SELECTED TEXT:

##########

# Carlton Draught / Melbourne Bitter Extract Brewing



## juzz1981 (10/4/10)

Hi Guys,

I am just getting into extract brewing and have put down my first brew using saflager w34/70. I used the below recipe to try and get a beer similar to a Carlton Draught or Melbourne Bitter but just tasted a small sample from the fermenter after a 3 days and seems to have an overpowering flavour from the POR hops.

This is the recipe that i used.

2.4kg LME
400g Dex
100g Corn Syrup
40g POR Hops A/A 5.6% @ 60min
15g POR Hops A/A 5.6% @ 15min
Saflager W34/70 

Fermenting in a fridge @ 9-10c

Have i added too much flavour/aroma hops? or should i have used a different hop?

Any Help would be greatly appreciated.

Cheers

Justin


----------



## _HOME_BREW_WALLACE_ (10/4/10)

juzz1981 said:


> Hi Guys,
> 
> I am just getting into extract brewing and have put down my first brew using saflager w34/70. I used the below recipe to try and get a beer similar to a Carlton Draught or Melbourne Bitter but just tasted a small sample from the fermenter after a 3 days and seems to have an overpowering flavour from the POR hops.
> 
> ...




What was your final volume?


----------



## manticle (10/4/10)

juzz1981 said:


> a small sample from the fermenter after a 3 days



This is most likely the issue. Fermentation after 3 days won't give you the same profile as finished, conditioned beer.

PoR is often used only as a bittering hop (I don't think Melb or Carlton have any flavour hopping at all) so maybe consider dropping that out next time if you don't like how it ends up but definitely wait and see when she's finished. Don't worry about how it tastes now except to train your palate about fermentation.


----------



## juzz1981 (10/4/10)

Final Volume was 23L

Thanks for the reply guys.

Will let it run its time and see what its like and if it ends up too flavoursome from the hops i'll do as Manticle said and remove the late hop addition and see how it goes.


----------



## staggalee (10/4/10)

POR hops only 5.6% AA ?
Are you sure?

stagga.


----------



## Bribie G (10/4/10)

30g only of POR or 20g of Superpride as a bittering addition works well. A bit of flavour and aroma comes through as well. Carlton / Melbourne don't add hops to the kettle but squirt in some hop extract on the way to the packing line. TB (who makes the stuff) said on a recent thread that they don't just use isohop extract, they 'split' the hop extract into various 'fractions' like they do to petroleum at a refinery and some fractions contribute to flavour and aroma. I find a quite pleasant floral hint in Melbourne Bitter - had one the other night when I was out. So it's difficult to get it right using hop flowers or pellets, but I find that a smallish hop addition for a reasonable boil time gets you pretty close.

##########

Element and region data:
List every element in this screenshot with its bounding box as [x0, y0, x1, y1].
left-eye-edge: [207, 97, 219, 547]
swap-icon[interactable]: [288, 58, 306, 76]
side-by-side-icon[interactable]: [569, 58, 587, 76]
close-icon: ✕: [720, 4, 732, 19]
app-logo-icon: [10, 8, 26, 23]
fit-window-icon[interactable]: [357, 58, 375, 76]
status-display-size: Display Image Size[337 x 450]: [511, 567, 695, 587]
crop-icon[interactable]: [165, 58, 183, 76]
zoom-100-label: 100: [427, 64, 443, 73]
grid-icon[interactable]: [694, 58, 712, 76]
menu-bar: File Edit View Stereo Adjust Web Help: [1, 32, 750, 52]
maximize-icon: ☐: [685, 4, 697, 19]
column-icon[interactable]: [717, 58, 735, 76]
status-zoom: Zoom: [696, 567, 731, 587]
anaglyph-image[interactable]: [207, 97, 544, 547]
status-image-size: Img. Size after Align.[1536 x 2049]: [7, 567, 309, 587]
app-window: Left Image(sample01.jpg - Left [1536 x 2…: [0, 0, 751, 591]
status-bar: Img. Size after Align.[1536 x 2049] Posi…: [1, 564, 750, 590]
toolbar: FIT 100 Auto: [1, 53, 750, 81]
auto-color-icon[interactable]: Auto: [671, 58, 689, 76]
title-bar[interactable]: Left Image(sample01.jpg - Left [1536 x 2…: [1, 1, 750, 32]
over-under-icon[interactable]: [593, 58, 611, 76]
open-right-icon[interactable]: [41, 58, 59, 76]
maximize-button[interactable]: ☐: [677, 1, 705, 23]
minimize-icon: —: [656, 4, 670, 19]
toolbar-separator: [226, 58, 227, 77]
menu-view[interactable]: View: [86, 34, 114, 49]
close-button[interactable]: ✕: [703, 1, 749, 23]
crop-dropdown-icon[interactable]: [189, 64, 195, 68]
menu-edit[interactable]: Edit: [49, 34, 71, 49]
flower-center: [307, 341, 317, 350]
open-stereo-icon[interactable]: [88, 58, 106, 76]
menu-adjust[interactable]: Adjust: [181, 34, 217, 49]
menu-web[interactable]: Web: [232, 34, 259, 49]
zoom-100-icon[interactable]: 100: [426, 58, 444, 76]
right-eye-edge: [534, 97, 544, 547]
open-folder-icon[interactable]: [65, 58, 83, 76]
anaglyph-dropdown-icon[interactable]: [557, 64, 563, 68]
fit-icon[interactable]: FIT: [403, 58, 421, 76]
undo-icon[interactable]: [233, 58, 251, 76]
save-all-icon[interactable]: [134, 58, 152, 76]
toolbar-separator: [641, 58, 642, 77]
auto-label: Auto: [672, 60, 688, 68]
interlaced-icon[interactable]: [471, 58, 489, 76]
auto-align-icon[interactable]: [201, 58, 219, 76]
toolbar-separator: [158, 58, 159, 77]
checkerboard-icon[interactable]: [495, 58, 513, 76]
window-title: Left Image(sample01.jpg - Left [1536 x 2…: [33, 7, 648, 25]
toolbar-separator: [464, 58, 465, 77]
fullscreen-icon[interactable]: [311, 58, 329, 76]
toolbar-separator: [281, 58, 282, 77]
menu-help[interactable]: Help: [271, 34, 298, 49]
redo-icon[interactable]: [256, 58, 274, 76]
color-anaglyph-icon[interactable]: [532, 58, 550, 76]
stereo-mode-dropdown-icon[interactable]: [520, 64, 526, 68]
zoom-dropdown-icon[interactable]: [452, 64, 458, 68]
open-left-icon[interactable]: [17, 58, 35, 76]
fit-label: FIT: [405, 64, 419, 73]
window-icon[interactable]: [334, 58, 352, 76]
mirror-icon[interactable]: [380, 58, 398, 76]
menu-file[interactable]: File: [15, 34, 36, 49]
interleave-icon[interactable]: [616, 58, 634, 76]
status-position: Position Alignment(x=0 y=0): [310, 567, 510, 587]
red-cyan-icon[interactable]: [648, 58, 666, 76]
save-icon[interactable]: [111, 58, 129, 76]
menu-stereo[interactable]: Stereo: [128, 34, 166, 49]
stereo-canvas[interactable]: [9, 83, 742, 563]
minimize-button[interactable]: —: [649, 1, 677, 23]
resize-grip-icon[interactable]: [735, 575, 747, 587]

##########

PROBLEM REQUIREMENTS: Continue the forum thread on brewing a Carlton Draught or Melbourne Bitter clone from extract, picking up after its last post.

THE OUTPUT:
Edit: POR = 9.8% or 10.00% AA for the new season flowers from Sponsor.


----------



## staggalee (10/4/10)

I`ve never seen or heard of POR @ 5.6%.
That`s roughly half of the usual AA for it, maybe even less.

stagga.


----------



## juzz1981 (10/4/10)

When i purchased the hops the A/A % was not actually listed, but i would of assumed it would be in the 8% mark. But as shown on the packet its 5.6%.

I have uploaded a picture to check out.

thanks


----------



## juzz1981 (10/4/10)

If Possible can someone recommend what they would use to make a similar tasting beer to CD or MB using Extracts? 
Just to make sure im on the right track 

Thanks heaps!


----------



## Thirsty Boy (10/4/10)

You are already on the right track

Your recipe was already mostly fine - I'd leave the corn syrup out of it though.

POR is the right hop to use, I'd stick with just an addition @ 60mins, enough flavour/aroma will come through to give you the very small amount of those things you get in a CUB beer.

34/70 is the right yeast to use as well, start it a bit cold, say 12 or 13 degrees and let it rise up to 18 degrees and finish out there - at those temps you will get a quite "CUB" profile out of 34/70

Recipe is the easy part - Almost all CUB beers are just 100% pale malt and a sugar adjunct - so its a matter of how bitter you want it, how hoppy you want it and maybe tweaking the proportion of sugar to get it as dry as you want it to be. You should nail it in a few brews.

TB


----------



## juzz1981 (10/4/10)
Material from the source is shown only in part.